## Collected data
--------
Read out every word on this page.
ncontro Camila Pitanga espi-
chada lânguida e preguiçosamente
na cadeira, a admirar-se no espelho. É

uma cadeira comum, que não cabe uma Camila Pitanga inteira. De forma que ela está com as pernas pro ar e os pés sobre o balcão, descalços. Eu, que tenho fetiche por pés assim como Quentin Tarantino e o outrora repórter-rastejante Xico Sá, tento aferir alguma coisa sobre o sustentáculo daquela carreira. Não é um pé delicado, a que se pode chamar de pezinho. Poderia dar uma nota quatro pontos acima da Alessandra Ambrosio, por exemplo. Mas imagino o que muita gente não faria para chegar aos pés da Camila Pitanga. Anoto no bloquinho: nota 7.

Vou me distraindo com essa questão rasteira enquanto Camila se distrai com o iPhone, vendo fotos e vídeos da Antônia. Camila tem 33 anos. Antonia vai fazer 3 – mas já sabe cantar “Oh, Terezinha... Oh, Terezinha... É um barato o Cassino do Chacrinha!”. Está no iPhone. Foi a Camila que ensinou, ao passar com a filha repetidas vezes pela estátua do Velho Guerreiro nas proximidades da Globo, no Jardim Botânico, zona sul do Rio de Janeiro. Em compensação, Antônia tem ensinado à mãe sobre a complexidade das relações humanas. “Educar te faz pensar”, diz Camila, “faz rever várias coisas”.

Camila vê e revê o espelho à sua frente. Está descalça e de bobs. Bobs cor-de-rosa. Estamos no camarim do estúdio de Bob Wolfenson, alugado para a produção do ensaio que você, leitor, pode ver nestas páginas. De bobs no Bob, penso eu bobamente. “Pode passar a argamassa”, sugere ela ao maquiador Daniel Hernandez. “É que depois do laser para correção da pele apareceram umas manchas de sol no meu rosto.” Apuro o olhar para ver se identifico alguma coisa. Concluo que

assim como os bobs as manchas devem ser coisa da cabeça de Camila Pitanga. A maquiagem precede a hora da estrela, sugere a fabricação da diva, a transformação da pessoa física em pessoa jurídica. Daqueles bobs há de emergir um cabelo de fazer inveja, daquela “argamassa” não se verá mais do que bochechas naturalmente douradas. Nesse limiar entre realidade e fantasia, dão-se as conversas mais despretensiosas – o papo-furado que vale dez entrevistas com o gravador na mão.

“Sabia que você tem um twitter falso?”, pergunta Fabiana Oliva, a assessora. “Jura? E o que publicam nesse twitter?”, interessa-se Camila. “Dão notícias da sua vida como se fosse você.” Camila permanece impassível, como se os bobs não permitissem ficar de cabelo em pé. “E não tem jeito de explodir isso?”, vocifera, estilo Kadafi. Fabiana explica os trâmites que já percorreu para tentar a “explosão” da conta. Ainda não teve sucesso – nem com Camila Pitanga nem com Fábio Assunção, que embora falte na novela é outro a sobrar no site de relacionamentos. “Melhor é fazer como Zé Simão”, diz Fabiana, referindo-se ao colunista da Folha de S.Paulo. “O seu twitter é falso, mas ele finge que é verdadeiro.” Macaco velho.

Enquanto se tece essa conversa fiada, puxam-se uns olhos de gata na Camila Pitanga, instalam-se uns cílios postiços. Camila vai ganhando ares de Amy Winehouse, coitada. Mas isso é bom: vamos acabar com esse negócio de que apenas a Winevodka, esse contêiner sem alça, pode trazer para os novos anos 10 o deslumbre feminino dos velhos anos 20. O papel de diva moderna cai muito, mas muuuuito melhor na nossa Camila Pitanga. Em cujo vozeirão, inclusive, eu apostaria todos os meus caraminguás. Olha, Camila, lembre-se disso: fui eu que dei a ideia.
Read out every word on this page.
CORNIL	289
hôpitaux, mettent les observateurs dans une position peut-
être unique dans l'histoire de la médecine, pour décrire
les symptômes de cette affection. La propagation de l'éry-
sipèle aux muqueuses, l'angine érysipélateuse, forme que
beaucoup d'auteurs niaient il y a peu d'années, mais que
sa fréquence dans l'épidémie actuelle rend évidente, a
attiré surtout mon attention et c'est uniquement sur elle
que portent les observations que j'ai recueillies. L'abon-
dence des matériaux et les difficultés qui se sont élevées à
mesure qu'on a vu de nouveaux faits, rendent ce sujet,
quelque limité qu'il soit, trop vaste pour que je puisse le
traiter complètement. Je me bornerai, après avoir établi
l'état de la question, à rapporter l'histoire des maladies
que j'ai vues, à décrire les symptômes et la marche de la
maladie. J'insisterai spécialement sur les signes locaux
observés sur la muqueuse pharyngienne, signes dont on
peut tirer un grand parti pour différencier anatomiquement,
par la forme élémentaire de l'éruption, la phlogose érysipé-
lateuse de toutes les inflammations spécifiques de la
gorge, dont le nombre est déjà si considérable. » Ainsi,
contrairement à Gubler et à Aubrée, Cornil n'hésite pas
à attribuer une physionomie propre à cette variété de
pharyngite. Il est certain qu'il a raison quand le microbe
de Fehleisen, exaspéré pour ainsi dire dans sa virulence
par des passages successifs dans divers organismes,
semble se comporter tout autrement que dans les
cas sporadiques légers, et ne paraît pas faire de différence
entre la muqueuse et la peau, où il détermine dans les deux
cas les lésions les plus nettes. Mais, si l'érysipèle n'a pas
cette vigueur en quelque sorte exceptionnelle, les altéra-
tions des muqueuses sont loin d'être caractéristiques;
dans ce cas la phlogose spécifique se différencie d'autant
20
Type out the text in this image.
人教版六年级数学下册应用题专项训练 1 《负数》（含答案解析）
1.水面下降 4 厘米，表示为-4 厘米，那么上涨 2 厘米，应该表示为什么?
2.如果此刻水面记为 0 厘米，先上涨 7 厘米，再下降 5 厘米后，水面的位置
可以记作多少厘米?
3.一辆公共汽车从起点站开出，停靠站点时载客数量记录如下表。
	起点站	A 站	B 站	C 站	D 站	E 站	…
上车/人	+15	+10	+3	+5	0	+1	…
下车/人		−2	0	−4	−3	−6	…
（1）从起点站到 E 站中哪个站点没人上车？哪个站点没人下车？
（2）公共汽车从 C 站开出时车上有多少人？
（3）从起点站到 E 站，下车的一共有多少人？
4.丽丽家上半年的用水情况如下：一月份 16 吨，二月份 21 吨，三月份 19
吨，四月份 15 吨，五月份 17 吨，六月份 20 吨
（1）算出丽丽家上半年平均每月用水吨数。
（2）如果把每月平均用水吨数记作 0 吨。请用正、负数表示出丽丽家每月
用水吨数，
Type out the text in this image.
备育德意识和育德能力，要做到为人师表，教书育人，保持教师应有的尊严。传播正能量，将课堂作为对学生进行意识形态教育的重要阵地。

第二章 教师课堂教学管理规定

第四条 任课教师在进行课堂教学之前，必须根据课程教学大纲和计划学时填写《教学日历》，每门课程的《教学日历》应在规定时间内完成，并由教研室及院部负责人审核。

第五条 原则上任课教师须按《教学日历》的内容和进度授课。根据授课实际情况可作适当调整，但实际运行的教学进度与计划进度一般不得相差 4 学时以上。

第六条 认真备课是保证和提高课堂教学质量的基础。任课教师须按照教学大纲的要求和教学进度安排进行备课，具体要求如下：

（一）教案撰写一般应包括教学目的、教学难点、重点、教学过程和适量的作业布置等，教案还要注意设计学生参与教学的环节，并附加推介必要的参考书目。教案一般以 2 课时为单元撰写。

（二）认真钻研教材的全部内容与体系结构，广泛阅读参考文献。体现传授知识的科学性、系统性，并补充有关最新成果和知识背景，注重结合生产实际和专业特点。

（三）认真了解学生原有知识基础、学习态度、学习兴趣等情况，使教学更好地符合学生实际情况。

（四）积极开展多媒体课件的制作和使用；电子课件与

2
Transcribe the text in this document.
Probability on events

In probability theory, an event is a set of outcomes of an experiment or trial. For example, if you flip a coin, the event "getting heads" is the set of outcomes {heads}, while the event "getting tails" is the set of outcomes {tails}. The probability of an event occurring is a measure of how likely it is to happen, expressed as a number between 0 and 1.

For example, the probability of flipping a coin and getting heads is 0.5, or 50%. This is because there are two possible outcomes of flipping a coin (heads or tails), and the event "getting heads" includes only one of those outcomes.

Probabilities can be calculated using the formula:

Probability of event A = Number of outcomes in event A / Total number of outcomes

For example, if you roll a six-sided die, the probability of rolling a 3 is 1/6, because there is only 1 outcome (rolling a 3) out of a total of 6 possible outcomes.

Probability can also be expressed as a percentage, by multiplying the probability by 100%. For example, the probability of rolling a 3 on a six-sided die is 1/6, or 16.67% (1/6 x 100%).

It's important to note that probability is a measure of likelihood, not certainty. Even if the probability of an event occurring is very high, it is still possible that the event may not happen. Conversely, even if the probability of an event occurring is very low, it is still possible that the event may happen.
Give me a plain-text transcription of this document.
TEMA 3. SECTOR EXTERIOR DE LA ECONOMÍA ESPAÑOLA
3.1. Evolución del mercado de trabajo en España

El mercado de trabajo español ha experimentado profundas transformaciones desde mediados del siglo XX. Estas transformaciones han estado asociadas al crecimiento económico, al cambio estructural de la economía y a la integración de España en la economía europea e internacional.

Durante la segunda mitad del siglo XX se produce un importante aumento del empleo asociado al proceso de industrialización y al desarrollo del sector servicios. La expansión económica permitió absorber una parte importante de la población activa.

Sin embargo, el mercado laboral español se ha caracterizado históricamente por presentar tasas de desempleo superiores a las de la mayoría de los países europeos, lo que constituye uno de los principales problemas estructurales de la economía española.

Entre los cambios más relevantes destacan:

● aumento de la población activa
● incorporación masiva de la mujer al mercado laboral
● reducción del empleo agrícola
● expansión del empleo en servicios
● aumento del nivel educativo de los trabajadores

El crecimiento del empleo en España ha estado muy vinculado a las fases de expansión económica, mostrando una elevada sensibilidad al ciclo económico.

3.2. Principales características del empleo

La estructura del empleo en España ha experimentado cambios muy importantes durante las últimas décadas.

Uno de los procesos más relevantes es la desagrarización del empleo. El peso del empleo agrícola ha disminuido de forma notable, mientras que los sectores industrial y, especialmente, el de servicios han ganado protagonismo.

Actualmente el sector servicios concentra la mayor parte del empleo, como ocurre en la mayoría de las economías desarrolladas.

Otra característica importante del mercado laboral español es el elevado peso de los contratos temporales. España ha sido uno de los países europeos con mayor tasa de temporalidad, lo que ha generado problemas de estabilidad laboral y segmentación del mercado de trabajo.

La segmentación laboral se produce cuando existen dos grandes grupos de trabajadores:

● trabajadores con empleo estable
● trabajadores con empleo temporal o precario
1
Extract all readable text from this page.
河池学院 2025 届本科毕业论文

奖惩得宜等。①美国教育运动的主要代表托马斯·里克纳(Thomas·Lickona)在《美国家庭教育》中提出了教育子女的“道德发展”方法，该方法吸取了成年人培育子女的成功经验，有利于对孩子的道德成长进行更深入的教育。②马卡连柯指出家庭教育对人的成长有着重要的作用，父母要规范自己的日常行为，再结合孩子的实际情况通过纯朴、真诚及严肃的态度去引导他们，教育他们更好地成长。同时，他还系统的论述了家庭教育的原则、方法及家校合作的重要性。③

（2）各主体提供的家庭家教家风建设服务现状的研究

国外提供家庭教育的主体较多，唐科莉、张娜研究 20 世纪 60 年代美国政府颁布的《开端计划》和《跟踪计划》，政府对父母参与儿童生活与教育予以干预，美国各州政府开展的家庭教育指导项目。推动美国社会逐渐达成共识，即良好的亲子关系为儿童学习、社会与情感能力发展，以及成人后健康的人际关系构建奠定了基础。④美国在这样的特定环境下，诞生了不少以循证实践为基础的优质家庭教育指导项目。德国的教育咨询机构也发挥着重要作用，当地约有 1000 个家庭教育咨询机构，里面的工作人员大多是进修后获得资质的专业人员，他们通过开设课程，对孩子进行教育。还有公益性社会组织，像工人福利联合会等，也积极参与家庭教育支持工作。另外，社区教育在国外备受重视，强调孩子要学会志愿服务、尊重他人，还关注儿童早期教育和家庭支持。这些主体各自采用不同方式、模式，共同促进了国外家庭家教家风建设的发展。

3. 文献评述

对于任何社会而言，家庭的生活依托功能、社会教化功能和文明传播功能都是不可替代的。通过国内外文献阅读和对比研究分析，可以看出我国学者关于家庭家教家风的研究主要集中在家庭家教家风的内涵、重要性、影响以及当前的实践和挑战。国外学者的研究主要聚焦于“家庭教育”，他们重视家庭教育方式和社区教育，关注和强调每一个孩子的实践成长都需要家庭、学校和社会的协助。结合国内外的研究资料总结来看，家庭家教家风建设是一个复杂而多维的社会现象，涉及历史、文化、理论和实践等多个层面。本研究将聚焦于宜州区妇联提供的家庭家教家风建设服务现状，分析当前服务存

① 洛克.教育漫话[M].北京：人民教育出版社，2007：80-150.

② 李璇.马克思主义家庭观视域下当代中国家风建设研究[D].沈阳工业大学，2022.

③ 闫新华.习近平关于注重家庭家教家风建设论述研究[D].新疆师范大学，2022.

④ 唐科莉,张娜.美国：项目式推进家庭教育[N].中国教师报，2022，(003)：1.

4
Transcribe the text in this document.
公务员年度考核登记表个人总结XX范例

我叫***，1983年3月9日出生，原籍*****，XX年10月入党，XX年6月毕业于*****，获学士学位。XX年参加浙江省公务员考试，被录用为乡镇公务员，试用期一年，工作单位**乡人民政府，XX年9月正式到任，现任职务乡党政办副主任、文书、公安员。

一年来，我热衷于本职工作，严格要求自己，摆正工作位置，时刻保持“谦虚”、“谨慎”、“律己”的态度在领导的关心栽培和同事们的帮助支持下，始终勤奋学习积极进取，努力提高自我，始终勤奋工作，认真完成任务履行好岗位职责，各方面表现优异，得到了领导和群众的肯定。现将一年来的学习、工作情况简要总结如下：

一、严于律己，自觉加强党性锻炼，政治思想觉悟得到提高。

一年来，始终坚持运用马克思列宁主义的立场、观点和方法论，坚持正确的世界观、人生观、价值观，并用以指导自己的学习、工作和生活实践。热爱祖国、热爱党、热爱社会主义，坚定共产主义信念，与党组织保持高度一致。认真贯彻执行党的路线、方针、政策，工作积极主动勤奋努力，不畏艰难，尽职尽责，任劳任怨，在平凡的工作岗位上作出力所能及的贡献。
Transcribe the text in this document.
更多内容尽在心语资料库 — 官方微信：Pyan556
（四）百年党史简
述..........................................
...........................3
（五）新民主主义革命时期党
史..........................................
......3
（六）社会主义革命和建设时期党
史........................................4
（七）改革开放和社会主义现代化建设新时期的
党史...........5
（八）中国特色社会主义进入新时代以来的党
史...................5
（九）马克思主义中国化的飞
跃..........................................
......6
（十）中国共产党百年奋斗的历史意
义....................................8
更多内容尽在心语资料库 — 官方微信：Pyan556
--------
## Aim of the task
Pick out every line with the string "mercado" and copy it.

## Result of the exercise
3.1. Evolución del mercado de trabajo en España
El mercado de trabajo español ha experimentado profundas transformaciones desde mediados del siglo XX. Estas transformaciones han estado asociadas al crecimiento económico, al cambio estructural de la economía y a la integración de España en la economía europea e internacional.
Sin embargo, el mercado laboral español se ha caracterizado históricamente por presentar tasas de desempleo superiores a las de la mayoría de los países europeos, lo que constituye uno de los principales problemas estructurales de la economía española.
● incorporación masiva de la mujer al mercado laboral
Otra característica importante del mercado laboral español es el elevado peso de los contratos temporales. España ha sido uno de los países europeos con mayor tasa de temporalidad, lo que ha generado problemas de estabilidad laboral y segmentación del mercado de trabajo.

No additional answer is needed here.